▶ [Brief]
Of all the lines in the entries, how many carry the word "Help"? The reply is that number and no more.

--- The input ---

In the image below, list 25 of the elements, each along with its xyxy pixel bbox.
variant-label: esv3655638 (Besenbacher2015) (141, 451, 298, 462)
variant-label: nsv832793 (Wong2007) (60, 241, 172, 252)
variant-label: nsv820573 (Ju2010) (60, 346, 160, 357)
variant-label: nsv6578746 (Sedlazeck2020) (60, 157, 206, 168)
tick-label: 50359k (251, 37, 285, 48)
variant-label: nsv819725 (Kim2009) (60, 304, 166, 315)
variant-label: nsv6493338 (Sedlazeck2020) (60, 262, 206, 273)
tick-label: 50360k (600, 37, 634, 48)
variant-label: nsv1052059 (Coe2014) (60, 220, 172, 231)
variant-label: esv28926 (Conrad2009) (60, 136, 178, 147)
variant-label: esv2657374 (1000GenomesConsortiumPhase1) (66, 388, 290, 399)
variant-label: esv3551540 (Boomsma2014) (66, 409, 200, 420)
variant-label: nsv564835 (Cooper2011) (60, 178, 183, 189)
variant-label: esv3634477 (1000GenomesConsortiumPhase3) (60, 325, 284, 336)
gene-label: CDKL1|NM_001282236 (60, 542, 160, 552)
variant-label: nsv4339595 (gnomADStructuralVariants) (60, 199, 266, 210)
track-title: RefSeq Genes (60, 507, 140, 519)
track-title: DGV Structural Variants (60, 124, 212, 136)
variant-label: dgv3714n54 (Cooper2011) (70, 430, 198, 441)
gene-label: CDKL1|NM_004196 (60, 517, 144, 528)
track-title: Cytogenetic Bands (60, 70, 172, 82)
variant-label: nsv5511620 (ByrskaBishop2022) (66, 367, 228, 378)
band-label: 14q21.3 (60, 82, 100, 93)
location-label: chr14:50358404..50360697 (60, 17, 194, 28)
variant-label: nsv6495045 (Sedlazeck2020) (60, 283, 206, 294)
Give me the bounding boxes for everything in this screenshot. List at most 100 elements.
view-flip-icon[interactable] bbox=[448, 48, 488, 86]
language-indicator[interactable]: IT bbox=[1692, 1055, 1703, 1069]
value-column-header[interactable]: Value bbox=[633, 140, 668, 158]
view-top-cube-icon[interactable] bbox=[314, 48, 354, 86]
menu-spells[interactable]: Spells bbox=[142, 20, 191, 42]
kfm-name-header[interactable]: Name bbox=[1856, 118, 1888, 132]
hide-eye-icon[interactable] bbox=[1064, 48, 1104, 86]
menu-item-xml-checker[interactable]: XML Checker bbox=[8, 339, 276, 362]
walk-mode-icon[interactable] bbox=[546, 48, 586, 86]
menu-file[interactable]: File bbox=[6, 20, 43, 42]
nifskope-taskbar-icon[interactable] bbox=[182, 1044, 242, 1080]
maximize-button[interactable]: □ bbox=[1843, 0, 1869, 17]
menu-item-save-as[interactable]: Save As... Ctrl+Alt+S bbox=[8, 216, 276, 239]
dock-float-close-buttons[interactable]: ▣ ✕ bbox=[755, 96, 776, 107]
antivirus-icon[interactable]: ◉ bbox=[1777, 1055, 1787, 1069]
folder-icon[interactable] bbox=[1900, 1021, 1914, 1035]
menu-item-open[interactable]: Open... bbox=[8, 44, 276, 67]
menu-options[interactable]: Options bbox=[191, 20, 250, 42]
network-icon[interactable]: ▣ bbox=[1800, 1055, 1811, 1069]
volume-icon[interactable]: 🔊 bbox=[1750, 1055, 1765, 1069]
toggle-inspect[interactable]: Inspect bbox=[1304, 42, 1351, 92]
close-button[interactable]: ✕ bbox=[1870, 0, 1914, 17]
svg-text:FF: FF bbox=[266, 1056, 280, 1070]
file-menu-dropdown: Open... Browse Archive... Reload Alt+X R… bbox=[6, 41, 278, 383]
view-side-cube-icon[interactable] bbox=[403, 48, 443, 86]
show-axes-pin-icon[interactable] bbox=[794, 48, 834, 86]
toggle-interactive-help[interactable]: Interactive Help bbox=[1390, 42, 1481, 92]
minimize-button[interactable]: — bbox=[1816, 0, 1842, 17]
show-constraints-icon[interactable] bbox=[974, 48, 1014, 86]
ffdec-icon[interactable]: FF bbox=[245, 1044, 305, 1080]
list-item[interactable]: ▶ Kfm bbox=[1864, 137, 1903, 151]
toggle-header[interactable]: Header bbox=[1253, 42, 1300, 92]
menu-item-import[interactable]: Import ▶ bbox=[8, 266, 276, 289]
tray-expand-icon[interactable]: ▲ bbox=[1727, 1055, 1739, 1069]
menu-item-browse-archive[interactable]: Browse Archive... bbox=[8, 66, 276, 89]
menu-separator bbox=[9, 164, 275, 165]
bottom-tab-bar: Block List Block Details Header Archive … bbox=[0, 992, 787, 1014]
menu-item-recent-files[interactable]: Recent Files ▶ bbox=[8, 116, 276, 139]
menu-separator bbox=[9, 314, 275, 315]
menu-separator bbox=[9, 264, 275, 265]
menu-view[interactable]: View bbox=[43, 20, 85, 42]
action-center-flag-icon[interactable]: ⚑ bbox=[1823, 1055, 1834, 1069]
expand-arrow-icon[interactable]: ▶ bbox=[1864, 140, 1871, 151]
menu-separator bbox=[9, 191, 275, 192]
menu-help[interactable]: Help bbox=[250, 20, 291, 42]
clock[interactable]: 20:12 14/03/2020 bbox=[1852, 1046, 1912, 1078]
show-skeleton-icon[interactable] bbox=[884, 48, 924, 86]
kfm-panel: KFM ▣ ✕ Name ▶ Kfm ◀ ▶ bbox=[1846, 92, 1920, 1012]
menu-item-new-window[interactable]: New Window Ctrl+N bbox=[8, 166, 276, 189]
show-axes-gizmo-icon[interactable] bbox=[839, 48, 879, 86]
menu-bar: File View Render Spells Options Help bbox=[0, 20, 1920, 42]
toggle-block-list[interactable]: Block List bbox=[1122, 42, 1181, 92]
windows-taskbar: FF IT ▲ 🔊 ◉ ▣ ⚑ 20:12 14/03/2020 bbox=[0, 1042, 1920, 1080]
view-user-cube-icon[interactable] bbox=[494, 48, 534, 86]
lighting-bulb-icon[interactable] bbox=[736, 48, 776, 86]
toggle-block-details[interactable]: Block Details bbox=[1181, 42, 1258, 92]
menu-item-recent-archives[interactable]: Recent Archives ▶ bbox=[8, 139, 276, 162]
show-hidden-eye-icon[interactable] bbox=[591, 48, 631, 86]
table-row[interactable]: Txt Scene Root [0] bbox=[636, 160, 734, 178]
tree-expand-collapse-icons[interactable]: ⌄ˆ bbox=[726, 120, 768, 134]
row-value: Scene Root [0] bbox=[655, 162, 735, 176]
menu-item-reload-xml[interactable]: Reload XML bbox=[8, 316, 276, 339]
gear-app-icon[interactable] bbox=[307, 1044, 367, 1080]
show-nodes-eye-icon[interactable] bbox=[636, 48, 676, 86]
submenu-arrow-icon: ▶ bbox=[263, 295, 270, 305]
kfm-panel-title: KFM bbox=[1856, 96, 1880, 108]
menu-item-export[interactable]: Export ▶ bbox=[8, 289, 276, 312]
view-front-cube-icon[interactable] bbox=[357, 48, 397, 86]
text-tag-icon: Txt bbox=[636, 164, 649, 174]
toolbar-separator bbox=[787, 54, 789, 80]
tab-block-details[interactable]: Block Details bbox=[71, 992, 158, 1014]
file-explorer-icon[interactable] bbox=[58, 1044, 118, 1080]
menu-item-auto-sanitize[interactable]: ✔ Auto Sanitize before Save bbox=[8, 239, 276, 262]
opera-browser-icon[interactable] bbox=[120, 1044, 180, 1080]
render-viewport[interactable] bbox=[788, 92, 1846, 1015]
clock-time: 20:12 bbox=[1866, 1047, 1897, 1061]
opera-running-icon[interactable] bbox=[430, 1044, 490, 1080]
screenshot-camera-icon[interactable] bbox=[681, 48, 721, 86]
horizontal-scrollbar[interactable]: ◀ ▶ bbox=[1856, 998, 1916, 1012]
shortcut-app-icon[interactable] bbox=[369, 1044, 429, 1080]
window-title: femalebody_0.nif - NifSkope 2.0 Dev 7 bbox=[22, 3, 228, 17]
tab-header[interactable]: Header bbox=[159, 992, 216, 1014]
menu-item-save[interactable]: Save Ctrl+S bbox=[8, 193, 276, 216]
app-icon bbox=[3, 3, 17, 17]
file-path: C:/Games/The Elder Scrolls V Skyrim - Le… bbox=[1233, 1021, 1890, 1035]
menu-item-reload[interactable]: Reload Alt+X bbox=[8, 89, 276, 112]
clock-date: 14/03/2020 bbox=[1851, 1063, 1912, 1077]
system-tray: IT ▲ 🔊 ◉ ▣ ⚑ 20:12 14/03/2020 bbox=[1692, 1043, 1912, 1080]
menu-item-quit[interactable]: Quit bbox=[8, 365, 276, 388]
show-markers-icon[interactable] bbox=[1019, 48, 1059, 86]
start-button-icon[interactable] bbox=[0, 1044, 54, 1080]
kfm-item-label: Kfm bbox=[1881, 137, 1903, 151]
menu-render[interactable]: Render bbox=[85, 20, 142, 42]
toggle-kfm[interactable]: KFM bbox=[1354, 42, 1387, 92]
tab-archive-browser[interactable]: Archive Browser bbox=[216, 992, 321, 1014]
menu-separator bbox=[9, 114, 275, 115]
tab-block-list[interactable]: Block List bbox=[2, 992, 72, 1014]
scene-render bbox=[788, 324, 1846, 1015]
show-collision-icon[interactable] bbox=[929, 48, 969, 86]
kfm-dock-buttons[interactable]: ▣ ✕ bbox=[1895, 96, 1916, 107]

---

▶ [Answer space]
3